--- WRITTEN EXERCISE ---
Copy all the entries below exactly, but not the pictures.

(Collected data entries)
_ _ _

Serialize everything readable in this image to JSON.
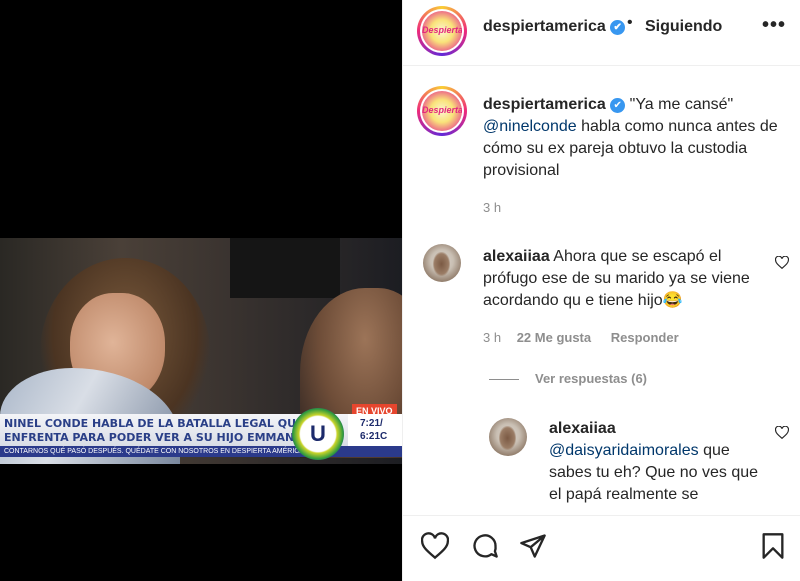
{
  "media": {
    "live_badge": "EN VIVO",
    "headline_line1": "NINEL CONDE HABLA DE LA BATALLA LEGAL QUE",
    "headline_line2": "ENFRENTA PARA PODER VER A SU HIJO EMMANUEL",
    "ticker": "CONTARNOS QUÉ PASÓ DESPUÉS. QUÉDATE CON NOSOTROS EN DESPIERTA AMÉRICA",
    "time": "7:21/",
    "temperature": "6:21C",
    "network_logo": "U"
  },
  "header": {
    "avatar_logo": "Despierta",
    "username": "despiertamerica",
    "verified_mark": "✔",
    "separator": "•",
    "follow_label": "Siguiendo",
    "more_label": "•••"
  },
  "caption": {
    "username": "despiertamerica",
    "text_before": " \"Ya me cansé\" ",
    "mention": "@ninelconde",
    "text_after": " habla como nunca antes de cómo su ex pareja obtuvo la custodia provisional",
    "time": "3 h"
  },
  "comment1": {
    "username": "alexaiiaa",
    "text": " Ahora que se escapó el prófugo ese de su marido ya se viene acordando qu e tiene hijo",
    "emoji": "😂",
    "time": "3 h",
    "likes": "22 Me gusta",
    "reply_label": "Responder",
    "view_replies": "Ver respuestas (6)"
  },
  "comment2": {
    "username": "alexaiiaa",
    "mention": "@daisyaridaimorales",
    "text": " que sabes tu eh? Que no ves que el papá realmente se"
  },
  "colors": {
    "verified": "#3897f0",
    "mention": "#00376b",
    "muted": "#8e8e8e",
    "text": "#262626"
  }
}
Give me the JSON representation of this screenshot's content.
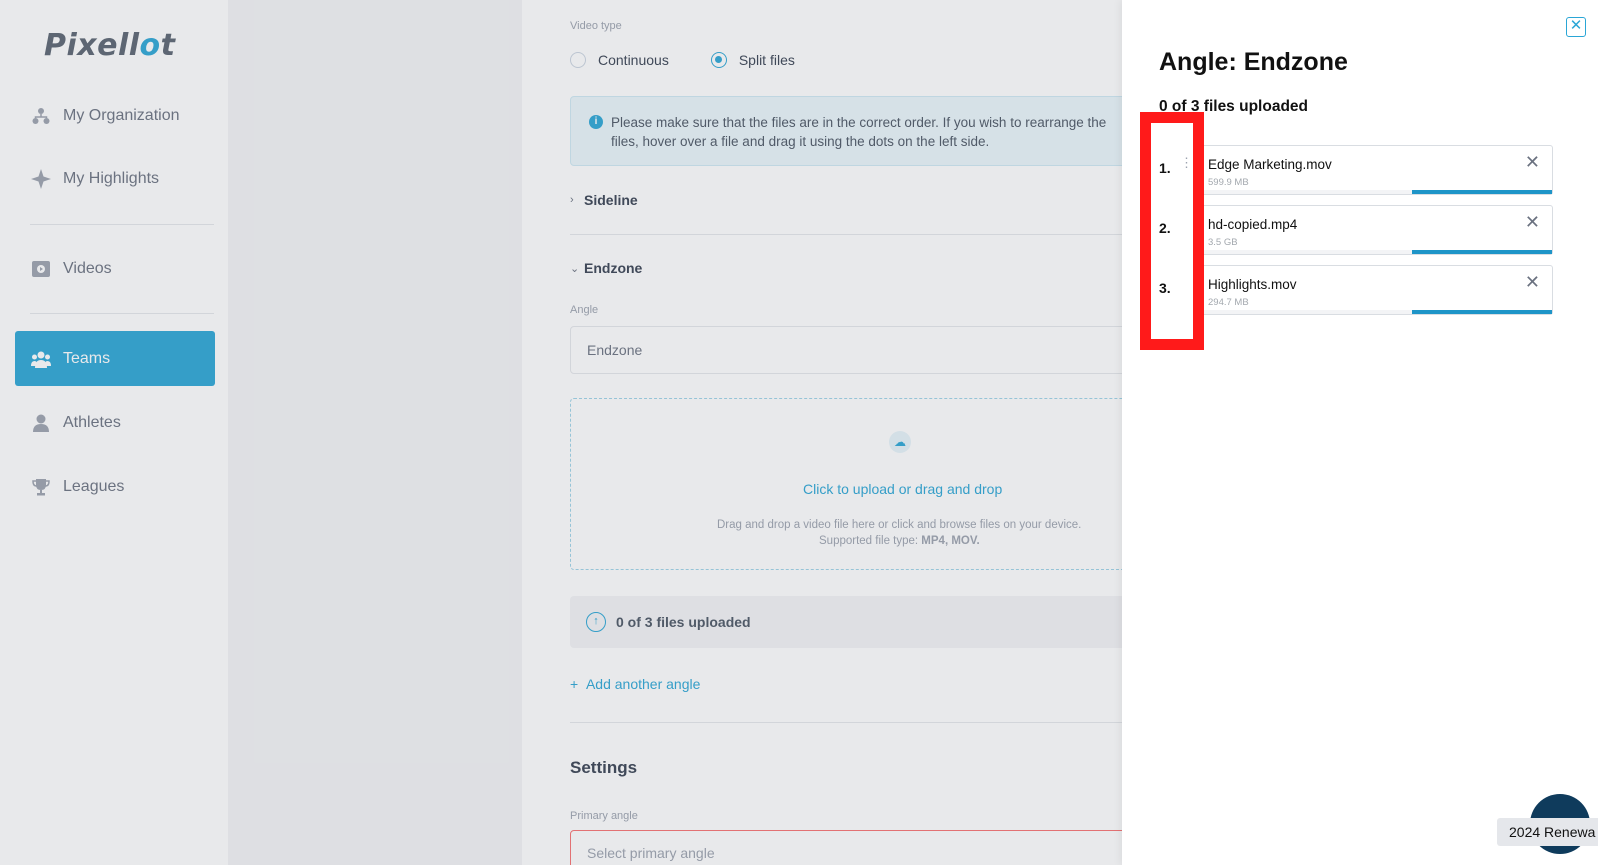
{
  "sidebar": {
    "logo": {
      "part1": "Pixell",
      "part2": "o",
      "part3": "t"
    },
    "items": [
      {
        "label": "My Organization",
        "icon": "organization-icon"
      },
      {
        "label": "My Highlights",
        "icon": "sparkle-icon"
      },
      {
        "label": "Videos",
        "icon": "video-icon"
      },
      {
        "label": "Teams",
        "icon": "teams-icon",
        "active": true
      },
      {
        "label": "Athletes",
        "icon": "athlete-icon"
      },
      {
        "label": "Leagues",
        "icon": "trophy-icon"
      }
    ]
  },
  "main": {
    "video_type_label": "Video type",
    "radio_continuous": "Continuous",
    "radio_split": "Split files",
    "info_text": "Please make sure that the files are in the correct order. If you wish to rearrange the files, hover over a file and drag it using the dots on the left side.",
    "section_sideline": "Sideline",
    "section_endzone": "Endzone",
    "angle_label": "Angle",
    "angle_value": "Endzone",
    "dropzone_cta": "Click to upload or drag and drop",
    "dropzone_hint1": "Drag and drop a video file here or click and browse files on your device.",
    "dropzone_hint2_prefix": "Supported file type: ",
    "dropzone_hint2_types": "MP4, MOV.",
    "upload_status": "0 of 3 files uploaded",
    "add_angle": "Add another angle",
    "settings_title": "Settings",
    "primary_angle_label": "Primary angle",
    "primary_angle_placeholder": "Select primary angle"
  },
  "drawer": {
    "title": "Angle: Endzone",
    "subtitle": "0 of 3 files uploaded",
    "files": [
      {
        "num": "1.",
        "name": "Edge Marketing.mov",
        "size": "599.9 MB",
        "progress": 0.4
      },
      {
        "num": "2.",
        "name": "hd-copied.mp4",
        "size": "3.5 GB",
        "progress": 0.4
      },
      {
        "num": "3.",
        "name": "Highlights.mov",
        "size": "294.7 MB",
        "progress": 0.4
      }
    ]
  },
  "footer": {
    "renewal_badge": "2024 Renewa"
  },
  "colors": {
    "accent": "#2aa6d6",
    "highlight": "#ff1a1a",
    "progress": "#1e95c8"
  }
}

_ _ _

--- SOLVED EXERCISE ---
Serialize everything readable in this image to JSON.
{
  "media": {
    "live_badge": "EN VIVO",
    "headline_line1": "NINEL CONDE HABLA DE LA BATALLA LEGAL QUE",
    "headline_line2": "ENFRENTA PARA PODER VER A SU HIJO EMMANUEL",
    "ticker": "CONTARNOS QUÉ PASÓ DESPUÉS. QUÉDATE CON NOSOTROS EN DESPIERTA AMÉRICA",
    "time": "7:21/",
    "temperature": "6:21C",
    "network_logo": "U"
  },
  "header": {
    "avatar_logo": "Despierta",
    "username": "despiertamerica",
    "verified_mark": "✔",
    "separator": "•",
    "follow_label": "Siguiendo",
    "more_label": "•••"
  },
  "caption": {
    "username": "despiertamerica",
    "text_before": " \"Ya me cansé\" ",
    "mention": "@ninelconde",
    "text_after": " habla como nunca antes de cómo su ex pareja obtuvo la custodia provisional",
    "time": "3 h"
  },
  "comment1": {
    "username": "alexaiiaa",
    "text": " Ahora que se escapó el prófugo ese de su marido ya se viene acordando qu e tiene hijo",
    "emoji": "😂",
    "time": "3 h",
    "likes": "22 Me gusta",
    "reply_label": "Responder",
    "view_replies": "Ver respuestas (6)"
  },
  "comment2": {
    "username": "alexaiiaa",
    "mention": "@daisyaridaimorales",
    "text": " que sabes tu eh? Que no ves que el papá realmente se"
  },
  "colors": {
    "verified": "#3897f0",
    "mention": "#00376b",
    "muted": "#8e8e8e",
    "text": "#262626"
  }
}
Give me the JSON representation of this screenshot's content.
{
  "sidebar": {
    "logo": {
      "part1": "Pixell",
      "part2": "o",
      "part3": "t"
    },
    "items": [
      {
        "label": "My Organization",
        "icon": "organization-icon"
      },
      {
        "label": "My Highlights",
        "icon": "sparkle-icon"
      },
      {
        "label": "Videos",
        "icon": "video-icon"
      },
      {
        "label": "Teams",
        "icon": "teams-icon",
        "active": true
      },
      {
        "label": "Athletes",
        "icon": "athlete-icon"
      },
      {
        "label": "Leagues",
        "icon": "trophy-icon"
      }
    ]
  },
  "main": {
    "video_type_label": "Video type",
    "radio_continuous": "Continuous",
    "radio_split": "Split files",
    "info_text": "Please make sure that the files are in the correct order. If you wish to rearrange the files, hover over a file and drag it using the dots on the left side.",
    "section_sideline": "Sideline",
    "section_endzone": "Endzone",
    "angle_label": "Angle",
    "angle_value": "Endzone",
    "dropzone_cta": "Click to upload or drag and drop",
    "dropzone_hint1": "Drag and drop a video file here or click and browse files on your device.",
    "dropzone_hint2_prefix": "Supported file type: ",
    "dropzone_hint2_types": "MP4, MOV.",
    "upload_status": "0 of 3 files uploaded",
    "add_angle": "Add another angle",
    "settings_title": "Settings",
    "primary_angle_label": "Primary angle",
    "primary_angle_placeholder": "Select primary angle"
  },
  "drawer": {
    "title": "Angle: Endzone",
    "subtitle": "0 of 3 files uploaded",
    "files": [
      {
        "num": "1.",
        "name": "Edge Marketing.mov",
        "size": "599.9 MB",
        "progress": 0.4
      },
      {
        "num": "2.",
        "name": "hd-copied.mp4",
        "size": "3.5 GB",
        "progress": 0.4
      },
      {
        "num": "3.",
        "name": "Highlights.mov",
        "size": "294.7 MB",
        "progress": 0.4
      }
    ]
  },
  "footer": {
    "renewal_badge": "2024 Renewa"
  },
  "colors": {
    "accent": "#2aa6d6",
    "highlight": "#ff1a1a",
    "progress": "#1e95c8"
  }
}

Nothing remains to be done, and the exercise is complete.